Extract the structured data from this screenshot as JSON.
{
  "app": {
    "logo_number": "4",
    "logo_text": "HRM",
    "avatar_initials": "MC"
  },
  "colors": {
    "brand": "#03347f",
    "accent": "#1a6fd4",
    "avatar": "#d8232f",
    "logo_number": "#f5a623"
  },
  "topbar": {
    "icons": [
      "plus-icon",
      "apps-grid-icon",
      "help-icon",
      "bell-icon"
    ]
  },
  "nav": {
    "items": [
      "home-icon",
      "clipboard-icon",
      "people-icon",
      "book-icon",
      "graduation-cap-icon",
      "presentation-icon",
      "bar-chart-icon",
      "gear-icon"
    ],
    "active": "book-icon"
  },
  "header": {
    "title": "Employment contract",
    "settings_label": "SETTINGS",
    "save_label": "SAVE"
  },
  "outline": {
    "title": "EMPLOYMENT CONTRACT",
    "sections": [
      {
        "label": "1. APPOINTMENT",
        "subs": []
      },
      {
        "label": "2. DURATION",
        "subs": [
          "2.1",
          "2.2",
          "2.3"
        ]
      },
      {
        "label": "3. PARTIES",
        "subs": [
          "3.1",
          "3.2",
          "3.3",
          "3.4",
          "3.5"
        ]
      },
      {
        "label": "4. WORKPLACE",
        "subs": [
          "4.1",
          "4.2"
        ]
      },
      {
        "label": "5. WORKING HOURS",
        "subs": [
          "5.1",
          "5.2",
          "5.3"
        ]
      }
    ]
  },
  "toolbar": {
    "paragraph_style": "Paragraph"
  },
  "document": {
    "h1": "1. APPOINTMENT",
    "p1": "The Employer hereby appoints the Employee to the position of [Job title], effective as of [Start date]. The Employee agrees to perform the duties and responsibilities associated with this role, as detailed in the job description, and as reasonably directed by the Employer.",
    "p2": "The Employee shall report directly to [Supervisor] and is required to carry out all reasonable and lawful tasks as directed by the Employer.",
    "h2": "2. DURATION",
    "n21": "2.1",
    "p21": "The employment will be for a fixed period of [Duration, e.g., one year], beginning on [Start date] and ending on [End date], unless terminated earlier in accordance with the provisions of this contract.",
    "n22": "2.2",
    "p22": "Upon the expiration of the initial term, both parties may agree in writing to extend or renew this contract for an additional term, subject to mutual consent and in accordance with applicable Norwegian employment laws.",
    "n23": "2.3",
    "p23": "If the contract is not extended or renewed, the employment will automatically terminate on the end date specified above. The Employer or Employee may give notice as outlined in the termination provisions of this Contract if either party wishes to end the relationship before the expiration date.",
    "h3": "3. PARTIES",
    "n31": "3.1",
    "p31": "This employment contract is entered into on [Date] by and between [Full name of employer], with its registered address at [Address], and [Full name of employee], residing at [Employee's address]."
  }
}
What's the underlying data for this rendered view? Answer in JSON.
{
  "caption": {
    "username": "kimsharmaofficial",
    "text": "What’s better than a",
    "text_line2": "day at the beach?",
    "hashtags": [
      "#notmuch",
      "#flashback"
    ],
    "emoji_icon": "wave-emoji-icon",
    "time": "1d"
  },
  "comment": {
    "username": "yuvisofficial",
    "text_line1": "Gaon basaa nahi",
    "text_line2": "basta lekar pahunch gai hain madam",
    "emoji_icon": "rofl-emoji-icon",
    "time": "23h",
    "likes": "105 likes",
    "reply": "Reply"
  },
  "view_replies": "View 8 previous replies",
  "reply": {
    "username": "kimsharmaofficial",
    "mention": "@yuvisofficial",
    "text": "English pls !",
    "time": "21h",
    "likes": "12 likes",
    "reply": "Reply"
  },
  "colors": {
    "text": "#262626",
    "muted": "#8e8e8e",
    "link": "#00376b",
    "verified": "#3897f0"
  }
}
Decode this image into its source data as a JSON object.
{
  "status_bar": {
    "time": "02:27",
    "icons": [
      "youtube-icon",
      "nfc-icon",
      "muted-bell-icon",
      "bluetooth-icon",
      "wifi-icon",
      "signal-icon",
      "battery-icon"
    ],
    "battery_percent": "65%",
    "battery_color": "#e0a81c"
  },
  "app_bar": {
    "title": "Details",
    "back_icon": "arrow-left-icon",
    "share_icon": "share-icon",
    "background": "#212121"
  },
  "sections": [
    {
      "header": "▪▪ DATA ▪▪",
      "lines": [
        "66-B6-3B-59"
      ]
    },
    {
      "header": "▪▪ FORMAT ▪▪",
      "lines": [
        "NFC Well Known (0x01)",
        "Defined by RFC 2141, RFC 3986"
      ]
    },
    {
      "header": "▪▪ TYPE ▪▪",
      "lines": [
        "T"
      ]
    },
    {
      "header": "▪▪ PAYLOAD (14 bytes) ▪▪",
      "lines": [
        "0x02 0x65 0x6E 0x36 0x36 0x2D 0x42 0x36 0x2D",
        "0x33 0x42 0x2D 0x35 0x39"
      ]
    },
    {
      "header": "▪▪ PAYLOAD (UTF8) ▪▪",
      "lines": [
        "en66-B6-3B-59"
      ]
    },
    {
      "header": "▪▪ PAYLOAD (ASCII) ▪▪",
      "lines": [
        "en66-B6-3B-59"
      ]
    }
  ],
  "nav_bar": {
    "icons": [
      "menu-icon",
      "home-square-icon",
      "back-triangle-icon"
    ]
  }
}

........

** The task **
Write the whole listing out again. Keep every line exactly as it is.

** Correct result **
Extract the structured data from this screenshot as JSON.
{
  "app": {
    "logo_number": "4",
    "logo_text": "HRM",
    "avatar_initials": "MC"
  },
  "colors": {
    "brand": "#03347f",
    "accent": "#1a6fd4",
    "avatar": "#d8232f",
    "logo_number": "#f5a623"
  },
  "topbar": {
    "icons": [
      "plus-icon",
      "apps-grid-icon",
      "help-icon",
      "bell-icon"
    ]
  },
  "nav": {
    "items": [
      "home-icon",
      "clipboard-icon",
      "people-icon",
      "book-icon",
      "graduation-cap-icon",
      "presentation-icon",
      "bar-chart-icon",
      "gear-icon"
    ],
    "active": "book-icon"
  },
  "header": {
    "title": "Employment contract",
    "settings_label": "SETTINGS",
    "save_label": "SAVE"
  },
  "outline": {
    "title": "EMPLOYMENT CONTRACT",
    "sections": [
      {
        "label": "1. APPOINTMENT",
        "subs": []
      },
      {
        "label": "2. DURATION",
        "subs": [
          "2.1",
          "2.2",
          "2.3"
        ]
      },
      {
        "label": "3. PARTIES",
        "subs": [
          "3.1",
          "3.2",
          "3.3",
          "3.4",
          "3.5"
        ]
      },
      {
        "label": "4. WORKPLACE",
        "subs": [
          "4.1",
          "4.2"
        ]
      },
      {
        "label": "5. WORKING HOURS",
        "subs": [
          "5.1",
          "5.2",
          "5.3"
        ]
      }
    ]
  },
  "toolbar": {
    "paragraph_style": "Paragraph"
  },
  "document": {
    "h1": "1. APPOINTMENT",
    "p1": "The Employer hereby appoints the Employee to the position of [Job title], effective as of [Start date]. The Employee agrees to perform the duties and responsibilities associated with this role, as detailed in the job description, and as reasonably directed by the Employer.",
    "p2": "The Employee shall report directly to [Supervisor] and is required to carry out all reasonable and lawful tasks as directed by the Employer.",
    "h2": "2. DURATION",
    "n21": "2.1",
    "p21": "The employment will be for a fixed period of [Duration, e.g., one year], beginning on [Start date] and ending on [End date], unless terminated earlier in accordance with the provisions of this contract.",
    "n22": "2.2",
    "p22": "Upon the expiration of the initial term, both parties may agree in writing to extend or renew this contract for an additional term, subject to mutual consent and in accordance with applicable Norwegian employment laws.",
    "n23": "2.3",
    "p23": "If the contract is not extended or renewed, the employment will automatically terminate on the end date specified above. The Employer or Employee may give notice as outlined in the termination provisions of this Contract if either party wishes to end the relationship before the expiration date.",
    "h3": "3. PARTIES",
    "n31": "3.1",
    "p31": "This employment contract is entered into on [Date] by and between [Full name of employer], with its registered address at [Address], and [Full name of employee], residing at [Employee's address]."
  }
}
What's the underlying data for this rendered view? Answer in JSON.
{
  "caption": {
    "username": "kimsharmaofficial",
    "text": "What’s better than a",
    "text_line2": "day at the beach?",
    "hashtags": [
      "#notmuch",
      "#flashback"
    ],
    "emoji_icon": "wave-emoji-icon",
    "time": "1d"
  },
  "comment": {
    "username": "yuvisofficial",
    "text_line1": "Gaon basaa nahi",
    "text_line2": "basta lekar pahunch gai hain madam",
    "emoji_icon": "rofl-emoji-icon",
    "time": "23h",
    "likes": "105 likes",
    "reply": "Reply"
  },
  "view_replies": "View 8 previous replies",
  "reply": {
    "username": "kimsharmaofficial",
    "mention": "@yuvisofficial",
    "text": "English pls !",
    "time": "21h",
    "likes": "12 likes",
    "reply": "Reply"
  },
  "colors": {
    "text": "#262626",
    "muted": "#8e8e8e",
    "link": "#00376b",
    "verified": "#3897f0"
  }
}
Decode this image into its source data as a JSON object.
{
  "status_bar": {
    "time": "02:27",
    "icons": [
      "youtube-icon",
      "nfc-icon",
      "muted-bell-icon",
      "bluetooth-icon",
      "wifi-icon",
      "signal-icon",
      "battery-icon"
    ],
    "battery_percent": "65%",
    "battery_color": "#e0a81c"
  },
  "app_bar": {
    "title": "Details",
    "back_icon": "arrow-left-icon",
    "share_icon": "share-icon",
    "background": "#212121"
  },
  "sections": [
    {
      "header": "▪▪ DATA ▪▪",
      "lines": [
        "66-B6-3B-59"
      ]
    },
    {
      "header": "▪▪ FORMAT ▪▪",
      "lines": [
        "NFC Well Known (0x01)",
        "Defined by RFC 2141, RFC 3986"
      ]
    },
    {
      "header": "▪▪ TYPE ▪▪",
      "lines": [
        "T"
      ]
    },
    {
      "header": "▪▪ PAYLOAD (14 bytes) ▪▪",
      "lines": [
        "0x02 0x65 0x6E 0x36 0x36 0x2D 0x42 0x36 0x2D",
        "0x33 0x42 0x2D 0x35 0x39"
      ]
    },
    {
      "header": "▪▪ PAYLOAD (UTF8) ▪▪",
      "lines": [
        "en66-B6-3B-59"
      ]
    },
    {
      "header": "▪▪ PAYLOAD (ASCII) ▪▪",
      "lines": [
        "en66-B6-3B-59"
      ]
    }
  ],
  "nav_bar": {
    "icons": [
      "menu-icon",
      "home-square-icon",
      "back-triangle-icon"
    ]
  }
}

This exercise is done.